Exercise prompt. From the data that follows, report how many lines hold the string "this", giving only the number.
### Task material ###
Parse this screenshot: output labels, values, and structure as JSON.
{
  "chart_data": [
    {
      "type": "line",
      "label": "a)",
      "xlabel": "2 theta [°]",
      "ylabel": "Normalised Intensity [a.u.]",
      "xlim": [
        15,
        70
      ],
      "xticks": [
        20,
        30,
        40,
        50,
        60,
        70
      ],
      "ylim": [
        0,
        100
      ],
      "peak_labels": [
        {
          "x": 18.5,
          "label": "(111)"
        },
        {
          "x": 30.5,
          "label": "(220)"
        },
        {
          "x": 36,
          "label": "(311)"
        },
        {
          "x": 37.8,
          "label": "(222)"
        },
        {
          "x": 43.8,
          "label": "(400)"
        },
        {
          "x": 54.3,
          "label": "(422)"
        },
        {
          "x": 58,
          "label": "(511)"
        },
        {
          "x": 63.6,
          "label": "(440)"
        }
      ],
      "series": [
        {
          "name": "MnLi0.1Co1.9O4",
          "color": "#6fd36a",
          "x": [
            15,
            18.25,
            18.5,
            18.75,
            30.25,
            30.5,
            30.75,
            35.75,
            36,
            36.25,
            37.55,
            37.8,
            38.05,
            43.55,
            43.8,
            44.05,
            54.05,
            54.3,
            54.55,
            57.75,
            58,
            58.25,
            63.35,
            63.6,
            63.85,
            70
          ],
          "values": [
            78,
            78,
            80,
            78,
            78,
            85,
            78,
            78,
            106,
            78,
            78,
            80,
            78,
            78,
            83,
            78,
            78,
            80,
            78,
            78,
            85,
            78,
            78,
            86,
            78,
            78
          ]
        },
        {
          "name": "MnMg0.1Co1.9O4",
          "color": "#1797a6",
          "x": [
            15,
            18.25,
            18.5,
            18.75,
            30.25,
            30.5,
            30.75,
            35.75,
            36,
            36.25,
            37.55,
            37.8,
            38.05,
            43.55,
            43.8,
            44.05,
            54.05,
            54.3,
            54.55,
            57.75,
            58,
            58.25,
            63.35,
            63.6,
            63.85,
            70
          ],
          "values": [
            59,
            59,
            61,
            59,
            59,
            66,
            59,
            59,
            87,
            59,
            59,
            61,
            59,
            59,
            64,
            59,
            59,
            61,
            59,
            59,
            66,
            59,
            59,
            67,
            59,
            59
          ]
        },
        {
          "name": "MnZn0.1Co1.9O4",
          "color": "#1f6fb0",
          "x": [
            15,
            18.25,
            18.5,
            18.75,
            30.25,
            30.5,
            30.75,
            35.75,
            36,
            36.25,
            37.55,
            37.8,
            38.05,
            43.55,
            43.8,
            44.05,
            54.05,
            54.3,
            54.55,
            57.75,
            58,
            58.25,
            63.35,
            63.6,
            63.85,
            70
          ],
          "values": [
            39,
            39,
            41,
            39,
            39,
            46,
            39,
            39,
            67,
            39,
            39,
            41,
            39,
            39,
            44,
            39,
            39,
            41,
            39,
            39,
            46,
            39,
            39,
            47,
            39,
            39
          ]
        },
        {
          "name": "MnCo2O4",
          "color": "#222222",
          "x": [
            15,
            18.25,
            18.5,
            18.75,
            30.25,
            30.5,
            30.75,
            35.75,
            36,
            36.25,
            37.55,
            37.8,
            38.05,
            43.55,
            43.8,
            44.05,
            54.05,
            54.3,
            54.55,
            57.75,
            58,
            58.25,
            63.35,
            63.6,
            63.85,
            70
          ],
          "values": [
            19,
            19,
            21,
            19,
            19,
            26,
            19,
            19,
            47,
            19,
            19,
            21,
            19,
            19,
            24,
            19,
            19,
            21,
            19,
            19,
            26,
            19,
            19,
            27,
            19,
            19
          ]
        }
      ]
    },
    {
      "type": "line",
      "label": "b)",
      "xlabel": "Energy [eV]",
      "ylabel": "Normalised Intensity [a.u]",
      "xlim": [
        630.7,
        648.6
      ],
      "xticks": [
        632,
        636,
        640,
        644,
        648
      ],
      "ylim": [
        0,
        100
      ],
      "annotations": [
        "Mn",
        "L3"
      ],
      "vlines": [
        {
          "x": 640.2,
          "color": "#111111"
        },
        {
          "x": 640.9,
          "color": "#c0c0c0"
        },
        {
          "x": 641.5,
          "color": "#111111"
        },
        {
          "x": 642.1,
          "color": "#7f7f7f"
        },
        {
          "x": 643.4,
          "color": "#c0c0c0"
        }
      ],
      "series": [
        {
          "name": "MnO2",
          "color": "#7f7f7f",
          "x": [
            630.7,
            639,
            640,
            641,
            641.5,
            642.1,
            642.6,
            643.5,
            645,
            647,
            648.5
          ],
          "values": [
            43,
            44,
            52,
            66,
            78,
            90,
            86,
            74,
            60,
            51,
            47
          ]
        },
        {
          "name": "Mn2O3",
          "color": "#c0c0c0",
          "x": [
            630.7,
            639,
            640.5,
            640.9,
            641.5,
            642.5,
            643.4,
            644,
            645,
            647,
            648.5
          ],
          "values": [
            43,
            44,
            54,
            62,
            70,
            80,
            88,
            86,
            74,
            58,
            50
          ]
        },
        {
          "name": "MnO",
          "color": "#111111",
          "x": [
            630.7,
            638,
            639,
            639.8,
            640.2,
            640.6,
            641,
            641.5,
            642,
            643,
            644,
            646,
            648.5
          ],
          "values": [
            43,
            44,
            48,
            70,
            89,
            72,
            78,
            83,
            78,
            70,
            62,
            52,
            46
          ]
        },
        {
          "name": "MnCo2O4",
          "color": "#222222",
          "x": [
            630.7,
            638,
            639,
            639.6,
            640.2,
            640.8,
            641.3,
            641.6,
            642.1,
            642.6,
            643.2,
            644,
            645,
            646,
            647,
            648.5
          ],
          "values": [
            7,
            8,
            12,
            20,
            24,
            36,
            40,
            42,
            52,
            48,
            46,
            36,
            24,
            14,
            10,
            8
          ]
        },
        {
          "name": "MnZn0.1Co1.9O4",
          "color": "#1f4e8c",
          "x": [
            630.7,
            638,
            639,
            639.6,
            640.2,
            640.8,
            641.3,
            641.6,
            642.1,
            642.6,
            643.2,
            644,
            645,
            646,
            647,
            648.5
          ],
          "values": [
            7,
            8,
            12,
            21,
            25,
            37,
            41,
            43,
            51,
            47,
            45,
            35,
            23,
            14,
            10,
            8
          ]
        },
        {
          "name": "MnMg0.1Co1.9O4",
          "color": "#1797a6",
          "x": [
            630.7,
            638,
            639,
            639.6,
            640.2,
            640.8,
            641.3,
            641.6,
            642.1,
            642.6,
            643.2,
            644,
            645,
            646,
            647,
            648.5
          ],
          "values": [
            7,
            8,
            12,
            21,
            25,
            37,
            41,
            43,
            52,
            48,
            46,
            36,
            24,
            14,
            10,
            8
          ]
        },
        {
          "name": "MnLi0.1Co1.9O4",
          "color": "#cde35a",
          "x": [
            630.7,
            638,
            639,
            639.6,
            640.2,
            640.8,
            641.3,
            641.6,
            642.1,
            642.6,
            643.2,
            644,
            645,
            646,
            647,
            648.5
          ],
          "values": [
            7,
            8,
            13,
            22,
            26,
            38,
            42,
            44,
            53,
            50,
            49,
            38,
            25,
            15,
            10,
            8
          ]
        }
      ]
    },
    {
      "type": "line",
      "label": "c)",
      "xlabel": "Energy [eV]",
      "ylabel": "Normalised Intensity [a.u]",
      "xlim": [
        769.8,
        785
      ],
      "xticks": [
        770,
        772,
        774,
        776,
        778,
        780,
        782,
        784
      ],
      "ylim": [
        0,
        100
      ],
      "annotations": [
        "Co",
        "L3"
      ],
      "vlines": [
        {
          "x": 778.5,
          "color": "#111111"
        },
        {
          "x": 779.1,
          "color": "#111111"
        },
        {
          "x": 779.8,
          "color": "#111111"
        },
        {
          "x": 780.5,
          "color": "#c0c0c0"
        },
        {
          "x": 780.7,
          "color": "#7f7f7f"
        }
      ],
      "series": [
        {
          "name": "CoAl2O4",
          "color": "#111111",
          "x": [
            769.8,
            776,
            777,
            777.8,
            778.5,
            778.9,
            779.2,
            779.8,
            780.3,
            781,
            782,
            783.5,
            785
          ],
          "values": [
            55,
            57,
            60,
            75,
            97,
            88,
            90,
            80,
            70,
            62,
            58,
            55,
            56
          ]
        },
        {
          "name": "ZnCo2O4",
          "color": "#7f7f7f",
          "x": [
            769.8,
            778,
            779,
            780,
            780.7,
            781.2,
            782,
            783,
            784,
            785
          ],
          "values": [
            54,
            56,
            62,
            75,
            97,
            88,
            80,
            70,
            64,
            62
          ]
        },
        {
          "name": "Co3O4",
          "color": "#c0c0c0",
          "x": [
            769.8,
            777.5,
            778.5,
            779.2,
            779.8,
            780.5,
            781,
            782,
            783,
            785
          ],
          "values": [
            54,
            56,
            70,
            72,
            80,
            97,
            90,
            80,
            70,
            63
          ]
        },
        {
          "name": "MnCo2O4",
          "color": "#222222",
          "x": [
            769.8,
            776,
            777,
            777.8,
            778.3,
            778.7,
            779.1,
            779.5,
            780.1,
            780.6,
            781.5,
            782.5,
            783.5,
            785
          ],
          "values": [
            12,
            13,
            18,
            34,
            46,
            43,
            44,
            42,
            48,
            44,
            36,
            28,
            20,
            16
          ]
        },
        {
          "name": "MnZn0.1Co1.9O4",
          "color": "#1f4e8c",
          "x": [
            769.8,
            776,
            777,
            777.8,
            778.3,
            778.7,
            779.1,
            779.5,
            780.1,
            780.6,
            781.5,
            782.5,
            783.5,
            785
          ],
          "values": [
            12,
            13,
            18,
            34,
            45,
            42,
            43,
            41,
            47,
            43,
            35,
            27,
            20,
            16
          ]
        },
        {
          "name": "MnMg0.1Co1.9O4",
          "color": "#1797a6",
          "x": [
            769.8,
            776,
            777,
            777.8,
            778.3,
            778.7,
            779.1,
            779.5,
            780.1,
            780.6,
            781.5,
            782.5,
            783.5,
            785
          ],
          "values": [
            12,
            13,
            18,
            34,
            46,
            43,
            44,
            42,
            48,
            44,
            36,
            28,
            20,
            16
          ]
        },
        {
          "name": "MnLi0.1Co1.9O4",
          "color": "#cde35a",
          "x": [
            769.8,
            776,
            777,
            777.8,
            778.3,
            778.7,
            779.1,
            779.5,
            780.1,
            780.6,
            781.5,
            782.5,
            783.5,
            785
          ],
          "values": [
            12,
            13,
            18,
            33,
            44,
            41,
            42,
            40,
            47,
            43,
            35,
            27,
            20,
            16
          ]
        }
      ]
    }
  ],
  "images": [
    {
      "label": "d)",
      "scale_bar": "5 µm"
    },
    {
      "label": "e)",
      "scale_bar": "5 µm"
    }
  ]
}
###
### Task material ###
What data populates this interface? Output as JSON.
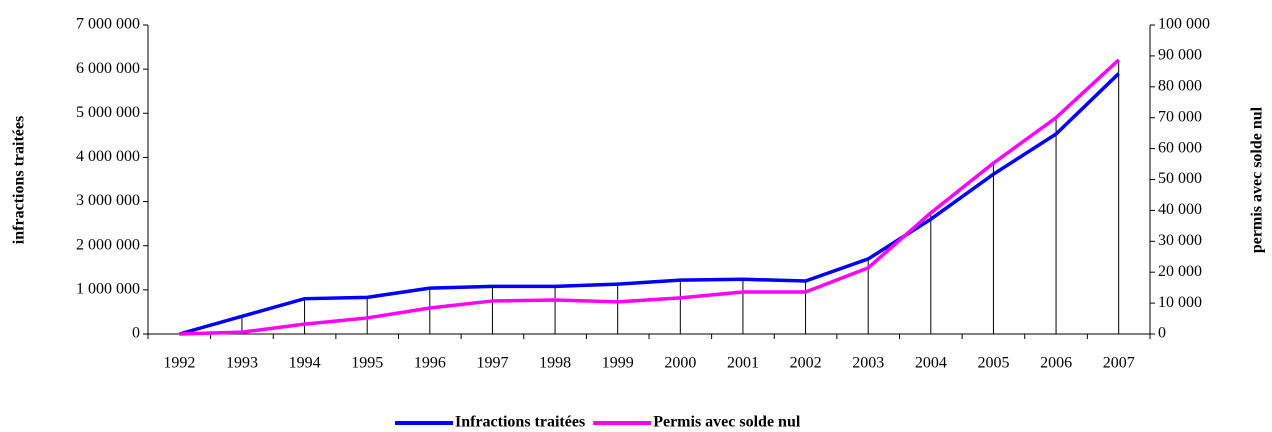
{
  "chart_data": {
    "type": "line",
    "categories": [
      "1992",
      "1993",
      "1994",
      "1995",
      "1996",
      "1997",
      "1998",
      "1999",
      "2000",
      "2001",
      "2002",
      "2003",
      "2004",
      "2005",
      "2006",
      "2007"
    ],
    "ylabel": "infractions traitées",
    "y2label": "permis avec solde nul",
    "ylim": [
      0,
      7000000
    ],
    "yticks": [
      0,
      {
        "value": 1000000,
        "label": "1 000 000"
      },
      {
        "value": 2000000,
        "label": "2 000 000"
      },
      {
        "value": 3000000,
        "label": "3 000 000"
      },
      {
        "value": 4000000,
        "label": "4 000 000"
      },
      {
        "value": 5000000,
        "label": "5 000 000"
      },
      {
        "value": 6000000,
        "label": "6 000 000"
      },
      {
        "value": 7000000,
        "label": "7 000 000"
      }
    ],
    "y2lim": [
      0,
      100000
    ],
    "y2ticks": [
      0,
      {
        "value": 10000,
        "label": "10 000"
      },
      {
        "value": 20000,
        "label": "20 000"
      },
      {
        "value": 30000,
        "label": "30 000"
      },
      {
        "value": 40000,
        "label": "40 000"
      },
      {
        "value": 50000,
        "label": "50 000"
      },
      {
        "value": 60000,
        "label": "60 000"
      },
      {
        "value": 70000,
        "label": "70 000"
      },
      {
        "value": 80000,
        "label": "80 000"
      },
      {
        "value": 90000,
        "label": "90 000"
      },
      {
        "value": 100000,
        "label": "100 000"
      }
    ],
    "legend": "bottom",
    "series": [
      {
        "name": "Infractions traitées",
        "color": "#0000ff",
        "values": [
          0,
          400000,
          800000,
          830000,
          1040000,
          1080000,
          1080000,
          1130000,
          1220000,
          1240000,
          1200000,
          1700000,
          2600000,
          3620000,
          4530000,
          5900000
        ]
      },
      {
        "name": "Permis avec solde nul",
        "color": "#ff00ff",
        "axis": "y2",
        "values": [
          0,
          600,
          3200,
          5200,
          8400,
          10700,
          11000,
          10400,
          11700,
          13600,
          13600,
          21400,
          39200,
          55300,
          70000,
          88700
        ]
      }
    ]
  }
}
###
Solution. 2